■ TEXTAUSZUG ■
Diese Woche steht die “Kontroverse” unter dem Titel:
In der Folge finden Sie die beiden – unverändert wiedergegebenen – Kolumnen. Dadurch soll dieser kreativen und spannenden Idee auch hier ein Forum gegeben werden.
Katharina Krawagna-Pfeifer war Innenpolitikerin der SN, Innenpolitikchefin sowie Leiterin des EU-Büros des “Standard” und SPÖ-Kommunikationschefin. Sie arbeitet jetzt als Publizistin und Kommunikationsstrategin (kkp.co.at).
Der Wiener Bürgermeister Michael Häupl hat seinerzeit Wahlkampfzeiten als Zeiten des fokussierten Unsinns bezeichnet. Einen solchen liefert die Wiener ÖVP-Spitzenkandidatin Familienstaatssekretärin Christine Marek mit ihrem Vorstoß für einen „Arbeitsdienst" für die Bezieher der bedarfsorientierten Mindestsicherung. Laut Marek sollen diese, wenn sie nach sechs Monaten keine Job gefunden haben, zum „Straßenkehren" oder „Rasenmähen" verpflichtet werden. Die Staatsekretärin will dies als „Keule gegen sozialen Missbrauch" verstanden wissen.

[Einträge zu beschrifteten Bereichen]
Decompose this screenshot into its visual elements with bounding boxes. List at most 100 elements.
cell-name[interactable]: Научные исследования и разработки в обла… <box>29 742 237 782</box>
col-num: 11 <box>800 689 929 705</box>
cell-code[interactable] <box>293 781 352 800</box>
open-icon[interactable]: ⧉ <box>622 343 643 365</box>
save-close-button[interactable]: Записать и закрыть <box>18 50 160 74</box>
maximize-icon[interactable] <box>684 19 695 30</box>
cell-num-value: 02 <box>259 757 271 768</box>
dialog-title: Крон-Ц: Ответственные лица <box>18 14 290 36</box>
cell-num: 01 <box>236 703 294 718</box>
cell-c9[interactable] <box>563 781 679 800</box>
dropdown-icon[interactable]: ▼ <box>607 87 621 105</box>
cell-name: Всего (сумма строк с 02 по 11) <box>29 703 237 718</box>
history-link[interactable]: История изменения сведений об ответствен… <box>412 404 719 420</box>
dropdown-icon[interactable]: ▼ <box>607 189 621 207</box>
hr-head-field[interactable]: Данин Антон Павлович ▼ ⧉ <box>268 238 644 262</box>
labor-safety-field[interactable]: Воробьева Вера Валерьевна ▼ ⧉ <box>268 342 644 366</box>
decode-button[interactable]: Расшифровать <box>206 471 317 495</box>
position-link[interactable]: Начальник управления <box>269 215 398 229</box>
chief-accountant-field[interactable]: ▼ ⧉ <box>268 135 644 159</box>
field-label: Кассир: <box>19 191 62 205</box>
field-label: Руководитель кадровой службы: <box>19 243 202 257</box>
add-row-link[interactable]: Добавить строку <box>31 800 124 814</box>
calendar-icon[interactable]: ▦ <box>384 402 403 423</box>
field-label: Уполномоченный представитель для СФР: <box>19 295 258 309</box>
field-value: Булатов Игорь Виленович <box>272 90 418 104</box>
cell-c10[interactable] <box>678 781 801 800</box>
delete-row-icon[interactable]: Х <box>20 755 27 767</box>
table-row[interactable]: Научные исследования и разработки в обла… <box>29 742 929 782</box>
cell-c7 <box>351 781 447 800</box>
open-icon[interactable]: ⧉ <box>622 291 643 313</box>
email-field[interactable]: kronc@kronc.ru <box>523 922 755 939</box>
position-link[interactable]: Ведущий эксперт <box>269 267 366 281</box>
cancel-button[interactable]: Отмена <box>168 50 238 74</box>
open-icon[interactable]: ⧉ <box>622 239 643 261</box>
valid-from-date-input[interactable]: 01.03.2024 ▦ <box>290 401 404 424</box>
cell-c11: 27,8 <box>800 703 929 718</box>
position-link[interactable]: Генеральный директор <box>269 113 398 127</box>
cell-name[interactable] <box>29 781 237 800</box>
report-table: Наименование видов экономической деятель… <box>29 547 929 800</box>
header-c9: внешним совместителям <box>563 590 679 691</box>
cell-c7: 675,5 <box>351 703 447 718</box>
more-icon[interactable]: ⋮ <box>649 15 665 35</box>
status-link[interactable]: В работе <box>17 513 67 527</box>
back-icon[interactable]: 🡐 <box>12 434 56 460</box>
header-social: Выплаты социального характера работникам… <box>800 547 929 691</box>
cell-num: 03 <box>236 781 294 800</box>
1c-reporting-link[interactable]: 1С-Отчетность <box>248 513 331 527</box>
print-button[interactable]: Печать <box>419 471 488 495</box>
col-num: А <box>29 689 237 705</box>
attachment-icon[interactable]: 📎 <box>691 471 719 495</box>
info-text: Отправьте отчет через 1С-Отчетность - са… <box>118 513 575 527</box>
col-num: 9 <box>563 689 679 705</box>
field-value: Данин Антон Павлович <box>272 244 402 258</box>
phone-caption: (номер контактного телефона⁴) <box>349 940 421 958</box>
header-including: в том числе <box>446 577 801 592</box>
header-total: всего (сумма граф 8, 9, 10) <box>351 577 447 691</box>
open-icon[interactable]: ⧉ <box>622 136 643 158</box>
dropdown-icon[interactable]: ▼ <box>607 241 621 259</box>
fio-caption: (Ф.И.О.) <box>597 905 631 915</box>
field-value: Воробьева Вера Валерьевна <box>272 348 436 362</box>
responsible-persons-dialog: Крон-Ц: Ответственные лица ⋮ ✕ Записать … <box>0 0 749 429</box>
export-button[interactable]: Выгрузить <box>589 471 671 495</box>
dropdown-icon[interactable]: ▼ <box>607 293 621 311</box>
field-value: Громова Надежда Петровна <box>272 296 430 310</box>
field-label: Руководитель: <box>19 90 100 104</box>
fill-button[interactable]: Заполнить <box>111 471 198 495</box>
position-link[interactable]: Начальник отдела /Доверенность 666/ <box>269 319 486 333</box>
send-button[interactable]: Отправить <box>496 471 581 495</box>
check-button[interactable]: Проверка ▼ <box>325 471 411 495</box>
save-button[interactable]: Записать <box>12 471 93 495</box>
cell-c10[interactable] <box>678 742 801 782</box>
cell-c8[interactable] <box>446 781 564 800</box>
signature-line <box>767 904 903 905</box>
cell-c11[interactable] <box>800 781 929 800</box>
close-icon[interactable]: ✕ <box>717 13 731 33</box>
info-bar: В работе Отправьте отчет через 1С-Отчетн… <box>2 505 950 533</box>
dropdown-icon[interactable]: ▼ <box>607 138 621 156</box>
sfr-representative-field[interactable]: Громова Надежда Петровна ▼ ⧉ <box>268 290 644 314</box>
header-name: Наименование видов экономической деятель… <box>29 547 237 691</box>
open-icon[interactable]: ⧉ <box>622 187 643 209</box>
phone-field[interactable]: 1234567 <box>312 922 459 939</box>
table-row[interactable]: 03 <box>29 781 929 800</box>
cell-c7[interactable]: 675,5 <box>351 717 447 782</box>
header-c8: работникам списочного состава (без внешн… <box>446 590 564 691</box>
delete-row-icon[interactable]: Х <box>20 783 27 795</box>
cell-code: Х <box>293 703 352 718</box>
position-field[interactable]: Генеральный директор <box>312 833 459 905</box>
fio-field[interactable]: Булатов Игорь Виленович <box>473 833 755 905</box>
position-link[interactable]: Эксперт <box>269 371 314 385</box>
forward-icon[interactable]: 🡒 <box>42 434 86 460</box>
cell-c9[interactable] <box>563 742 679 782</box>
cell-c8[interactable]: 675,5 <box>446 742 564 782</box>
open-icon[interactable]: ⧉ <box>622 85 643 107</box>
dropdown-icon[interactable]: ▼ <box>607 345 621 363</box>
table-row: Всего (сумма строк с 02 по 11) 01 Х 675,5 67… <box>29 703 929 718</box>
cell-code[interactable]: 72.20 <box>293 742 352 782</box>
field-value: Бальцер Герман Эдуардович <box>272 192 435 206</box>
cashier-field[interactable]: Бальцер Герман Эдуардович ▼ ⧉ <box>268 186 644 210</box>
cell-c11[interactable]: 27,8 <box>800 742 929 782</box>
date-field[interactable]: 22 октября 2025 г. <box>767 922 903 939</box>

■ FOLGENDES BEARBEITEN ■
**1.** Beantworten Sie diese Fragen zum Textauszug.
(a) Als was arbeitet Katharina Krawagna-Pfeifer heute?
(b) Wie hat Michael Häupl Wahlkampfzeiten bezeichnet?
(c) Nach wie vielen Monaten ohne Job sollen Bezieher der Mindestsicherung nach Mareks Vorstoß verpflichtet werden?
**2.** Setzen Sie den Text über Christine Mareks Vorschlag eines Arbeitsdienstes nach seinem letzten Satz fort.

■ ERWARTETE ANTWORTEN ■
**1.**
(a) Als Publizistin und Kommunikationsstrategin.
(b) Als Zeiten des fokussierten Unsinns.
(c) Nach sechs Monaten.

**2.**
Die Mindestsicherung wurde im Juli vom Nationalrat auch mit den Stimmen der ÖVP beschlossen und ist erst seit 1. September vorerst nur in den Bundesländern Wien, Niederösterreich und Salzburg in Kraft. Sie soll die unterschiedlich geregelte Sozialhilfe ersetzten. Die Mindestsicherung, die derzeit bei 744 Euro liegt, für Paare 1116 Euro, ist eine der wesentlichen Maßnahmen zur Armutsbekämpfung.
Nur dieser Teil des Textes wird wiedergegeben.